WHAT IS REQUIRED
Look through the records that follow. Copy every line containing the word "mtools".

** BEGIN PROVIDED DATA **

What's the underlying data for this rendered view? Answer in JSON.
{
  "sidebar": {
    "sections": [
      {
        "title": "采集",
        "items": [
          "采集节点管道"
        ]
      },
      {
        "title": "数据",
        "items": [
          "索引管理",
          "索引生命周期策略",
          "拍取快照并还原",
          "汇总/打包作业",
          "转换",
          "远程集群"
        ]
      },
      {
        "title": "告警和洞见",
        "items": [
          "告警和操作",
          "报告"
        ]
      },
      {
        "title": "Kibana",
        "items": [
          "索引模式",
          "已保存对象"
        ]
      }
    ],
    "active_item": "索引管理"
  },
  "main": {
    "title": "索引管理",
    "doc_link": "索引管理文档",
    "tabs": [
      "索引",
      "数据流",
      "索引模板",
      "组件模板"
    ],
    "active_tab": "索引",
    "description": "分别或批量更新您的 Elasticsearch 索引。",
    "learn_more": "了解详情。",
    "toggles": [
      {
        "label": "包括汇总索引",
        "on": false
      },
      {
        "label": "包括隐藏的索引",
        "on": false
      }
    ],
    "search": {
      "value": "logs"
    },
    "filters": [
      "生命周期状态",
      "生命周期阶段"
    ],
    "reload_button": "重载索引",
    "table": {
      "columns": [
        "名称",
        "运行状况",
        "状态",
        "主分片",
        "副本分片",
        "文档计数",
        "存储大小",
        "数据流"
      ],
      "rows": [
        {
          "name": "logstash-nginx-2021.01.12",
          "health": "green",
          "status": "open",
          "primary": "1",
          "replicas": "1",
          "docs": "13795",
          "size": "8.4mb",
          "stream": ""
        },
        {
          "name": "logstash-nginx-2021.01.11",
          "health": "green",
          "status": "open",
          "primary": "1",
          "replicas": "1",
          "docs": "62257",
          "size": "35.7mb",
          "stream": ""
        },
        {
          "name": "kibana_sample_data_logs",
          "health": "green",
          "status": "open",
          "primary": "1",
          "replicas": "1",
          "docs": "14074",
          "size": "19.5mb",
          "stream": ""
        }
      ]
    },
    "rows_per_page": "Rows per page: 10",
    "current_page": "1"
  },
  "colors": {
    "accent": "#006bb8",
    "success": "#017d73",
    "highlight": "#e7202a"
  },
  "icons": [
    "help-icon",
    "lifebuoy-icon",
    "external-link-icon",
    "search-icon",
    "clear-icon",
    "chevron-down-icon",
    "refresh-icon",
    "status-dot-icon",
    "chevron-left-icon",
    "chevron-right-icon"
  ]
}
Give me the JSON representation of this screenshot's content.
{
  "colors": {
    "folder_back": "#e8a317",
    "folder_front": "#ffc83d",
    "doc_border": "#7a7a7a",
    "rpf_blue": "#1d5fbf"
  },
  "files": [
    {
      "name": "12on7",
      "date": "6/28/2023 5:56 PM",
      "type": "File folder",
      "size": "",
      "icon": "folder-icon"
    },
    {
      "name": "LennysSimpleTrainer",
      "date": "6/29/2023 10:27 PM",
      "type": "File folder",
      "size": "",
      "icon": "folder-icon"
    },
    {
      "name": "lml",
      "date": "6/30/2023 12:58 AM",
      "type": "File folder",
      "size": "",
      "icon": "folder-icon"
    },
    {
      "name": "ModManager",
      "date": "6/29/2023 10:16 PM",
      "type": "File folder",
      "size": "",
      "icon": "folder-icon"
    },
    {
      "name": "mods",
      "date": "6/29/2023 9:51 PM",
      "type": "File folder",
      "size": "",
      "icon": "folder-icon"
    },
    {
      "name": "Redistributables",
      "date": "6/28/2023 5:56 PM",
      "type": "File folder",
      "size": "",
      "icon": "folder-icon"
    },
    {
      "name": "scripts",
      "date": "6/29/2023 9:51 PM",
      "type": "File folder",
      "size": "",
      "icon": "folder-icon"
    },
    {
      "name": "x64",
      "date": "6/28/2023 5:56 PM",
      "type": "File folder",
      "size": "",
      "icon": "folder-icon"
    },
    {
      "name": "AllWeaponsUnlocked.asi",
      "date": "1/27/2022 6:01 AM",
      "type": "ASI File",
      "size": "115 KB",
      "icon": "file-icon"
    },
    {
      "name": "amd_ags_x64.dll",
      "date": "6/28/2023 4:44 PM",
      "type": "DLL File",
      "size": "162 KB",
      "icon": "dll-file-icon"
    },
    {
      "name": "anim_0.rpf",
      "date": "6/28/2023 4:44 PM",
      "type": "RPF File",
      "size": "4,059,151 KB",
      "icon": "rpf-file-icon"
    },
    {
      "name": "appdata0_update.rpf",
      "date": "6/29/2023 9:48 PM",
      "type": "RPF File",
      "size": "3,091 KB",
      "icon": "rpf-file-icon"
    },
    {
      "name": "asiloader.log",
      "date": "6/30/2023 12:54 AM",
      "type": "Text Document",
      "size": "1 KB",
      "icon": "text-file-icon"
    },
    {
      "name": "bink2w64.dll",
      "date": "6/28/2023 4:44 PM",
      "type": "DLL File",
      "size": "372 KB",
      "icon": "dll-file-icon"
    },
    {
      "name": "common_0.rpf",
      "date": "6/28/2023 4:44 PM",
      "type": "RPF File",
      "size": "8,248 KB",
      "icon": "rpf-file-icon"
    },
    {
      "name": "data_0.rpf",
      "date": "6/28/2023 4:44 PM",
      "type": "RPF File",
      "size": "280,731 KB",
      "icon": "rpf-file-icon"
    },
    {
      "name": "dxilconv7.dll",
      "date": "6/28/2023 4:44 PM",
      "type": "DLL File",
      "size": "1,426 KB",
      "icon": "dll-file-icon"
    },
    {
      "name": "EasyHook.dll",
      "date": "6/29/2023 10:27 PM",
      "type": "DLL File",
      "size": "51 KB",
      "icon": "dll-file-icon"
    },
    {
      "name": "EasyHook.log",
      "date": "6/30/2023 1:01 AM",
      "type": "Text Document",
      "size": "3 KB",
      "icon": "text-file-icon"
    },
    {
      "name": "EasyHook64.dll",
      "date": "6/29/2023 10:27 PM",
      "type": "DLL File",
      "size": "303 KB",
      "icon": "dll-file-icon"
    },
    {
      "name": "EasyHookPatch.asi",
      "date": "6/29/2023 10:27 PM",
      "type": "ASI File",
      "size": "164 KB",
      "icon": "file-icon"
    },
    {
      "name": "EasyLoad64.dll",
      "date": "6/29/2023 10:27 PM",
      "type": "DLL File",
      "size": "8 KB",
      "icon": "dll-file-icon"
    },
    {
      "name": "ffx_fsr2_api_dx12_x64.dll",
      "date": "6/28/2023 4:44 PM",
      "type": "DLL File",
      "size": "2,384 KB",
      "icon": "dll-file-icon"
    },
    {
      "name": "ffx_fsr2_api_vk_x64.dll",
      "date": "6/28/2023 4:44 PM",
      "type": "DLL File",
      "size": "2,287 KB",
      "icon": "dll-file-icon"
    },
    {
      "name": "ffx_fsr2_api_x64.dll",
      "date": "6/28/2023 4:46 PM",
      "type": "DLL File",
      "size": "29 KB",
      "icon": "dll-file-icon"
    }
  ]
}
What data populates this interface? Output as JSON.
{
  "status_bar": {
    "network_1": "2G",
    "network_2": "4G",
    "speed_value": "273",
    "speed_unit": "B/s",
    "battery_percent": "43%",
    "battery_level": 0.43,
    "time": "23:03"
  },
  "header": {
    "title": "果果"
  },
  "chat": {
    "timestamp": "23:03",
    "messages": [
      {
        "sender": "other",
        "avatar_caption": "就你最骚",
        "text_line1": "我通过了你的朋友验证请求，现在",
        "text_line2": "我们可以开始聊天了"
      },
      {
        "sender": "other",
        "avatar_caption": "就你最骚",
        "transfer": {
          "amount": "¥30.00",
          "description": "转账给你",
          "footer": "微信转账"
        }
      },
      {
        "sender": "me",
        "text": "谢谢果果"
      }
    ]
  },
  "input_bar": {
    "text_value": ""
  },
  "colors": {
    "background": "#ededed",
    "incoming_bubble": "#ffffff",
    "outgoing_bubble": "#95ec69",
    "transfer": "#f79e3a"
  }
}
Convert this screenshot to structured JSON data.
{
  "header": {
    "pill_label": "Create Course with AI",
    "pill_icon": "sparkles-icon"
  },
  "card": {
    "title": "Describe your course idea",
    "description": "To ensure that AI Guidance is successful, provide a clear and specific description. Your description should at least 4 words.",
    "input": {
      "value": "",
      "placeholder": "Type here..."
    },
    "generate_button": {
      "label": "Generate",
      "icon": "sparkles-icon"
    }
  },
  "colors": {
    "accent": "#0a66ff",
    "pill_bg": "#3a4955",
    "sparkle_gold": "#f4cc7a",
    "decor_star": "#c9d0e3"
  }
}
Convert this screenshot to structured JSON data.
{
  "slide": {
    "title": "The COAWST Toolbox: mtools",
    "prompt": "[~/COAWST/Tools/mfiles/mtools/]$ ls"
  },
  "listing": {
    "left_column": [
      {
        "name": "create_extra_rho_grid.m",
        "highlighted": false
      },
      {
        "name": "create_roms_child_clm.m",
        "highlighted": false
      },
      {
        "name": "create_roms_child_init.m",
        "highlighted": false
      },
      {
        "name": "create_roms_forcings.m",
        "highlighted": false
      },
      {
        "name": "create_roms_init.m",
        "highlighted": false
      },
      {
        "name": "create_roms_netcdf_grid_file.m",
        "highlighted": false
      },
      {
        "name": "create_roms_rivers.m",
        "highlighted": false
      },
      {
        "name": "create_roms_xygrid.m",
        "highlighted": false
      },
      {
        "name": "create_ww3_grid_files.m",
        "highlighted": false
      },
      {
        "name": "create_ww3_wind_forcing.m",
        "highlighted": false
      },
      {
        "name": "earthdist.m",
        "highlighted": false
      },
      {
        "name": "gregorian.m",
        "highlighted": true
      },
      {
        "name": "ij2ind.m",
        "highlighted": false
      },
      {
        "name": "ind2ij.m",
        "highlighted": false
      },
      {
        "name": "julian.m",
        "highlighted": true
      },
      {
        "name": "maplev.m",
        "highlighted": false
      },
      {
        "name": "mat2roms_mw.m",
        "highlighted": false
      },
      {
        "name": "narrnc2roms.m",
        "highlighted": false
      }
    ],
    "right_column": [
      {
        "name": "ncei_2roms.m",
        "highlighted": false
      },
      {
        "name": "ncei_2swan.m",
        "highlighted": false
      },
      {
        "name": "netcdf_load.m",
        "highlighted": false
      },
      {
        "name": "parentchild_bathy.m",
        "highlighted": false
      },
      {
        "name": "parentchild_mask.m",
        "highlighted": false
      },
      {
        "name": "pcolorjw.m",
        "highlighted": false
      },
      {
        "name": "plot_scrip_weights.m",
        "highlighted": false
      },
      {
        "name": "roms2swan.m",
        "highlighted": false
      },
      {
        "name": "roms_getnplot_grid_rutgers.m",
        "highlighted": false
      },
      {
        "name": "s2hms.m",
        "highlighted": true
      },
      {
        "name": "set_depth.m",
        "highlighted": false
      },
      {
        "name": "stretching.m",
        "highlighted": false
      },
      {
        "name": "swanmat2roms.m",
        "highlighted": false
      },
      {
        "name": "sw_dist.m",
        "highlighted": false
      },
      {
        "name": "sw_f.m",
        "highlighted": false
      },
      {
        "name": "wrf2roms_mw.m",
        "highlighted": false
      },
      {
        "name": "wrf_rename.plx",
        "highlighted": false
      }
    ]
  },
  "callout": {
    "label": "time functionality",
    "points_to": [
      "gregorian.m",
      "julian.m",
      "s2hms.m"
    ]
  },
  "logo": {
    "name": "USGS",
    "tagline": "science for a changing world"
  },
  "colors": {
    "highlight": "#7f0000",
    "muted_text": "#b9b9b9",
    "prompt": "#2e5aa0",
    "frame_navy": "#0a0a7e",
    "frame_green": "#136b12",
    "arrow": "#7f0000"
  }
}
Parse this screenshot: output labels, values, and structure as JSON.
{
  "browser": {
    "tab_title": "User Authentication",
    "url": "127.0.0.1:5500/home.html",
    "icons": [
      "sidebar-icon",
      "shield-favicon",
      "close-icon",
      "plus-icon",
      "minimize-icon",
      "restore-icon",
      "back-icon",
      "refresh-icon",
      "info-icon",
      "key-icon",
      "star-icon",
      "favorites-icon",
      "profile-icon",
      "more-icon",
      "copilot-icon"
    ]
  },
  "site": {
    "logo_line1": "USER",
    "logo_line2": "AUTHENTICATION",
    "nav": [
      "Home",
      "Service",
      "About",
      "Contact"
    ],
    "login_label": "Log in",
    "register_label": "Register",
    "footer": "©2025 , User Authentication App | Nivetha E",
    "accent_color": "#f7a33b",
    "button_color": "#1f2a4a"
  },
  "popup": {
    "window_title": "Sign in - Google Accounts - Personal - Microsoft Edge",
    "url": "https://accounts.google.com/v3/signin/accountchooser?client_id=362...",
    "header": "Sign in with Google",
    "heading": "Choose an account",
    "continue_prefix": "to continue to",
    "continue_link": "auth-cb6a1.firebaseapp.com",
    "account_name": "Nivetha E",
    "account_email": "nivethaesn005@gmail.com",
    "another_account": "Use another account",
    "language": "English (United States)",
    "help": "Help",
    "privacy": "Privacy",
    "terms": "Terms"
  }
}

** END PROVIDED DATA **

TASK ANSWER
    "title": "The COAWST Toolbox: mtools",
    "prompt": "[~/COAWST/Tools/mfiles/mtools/]$ ls"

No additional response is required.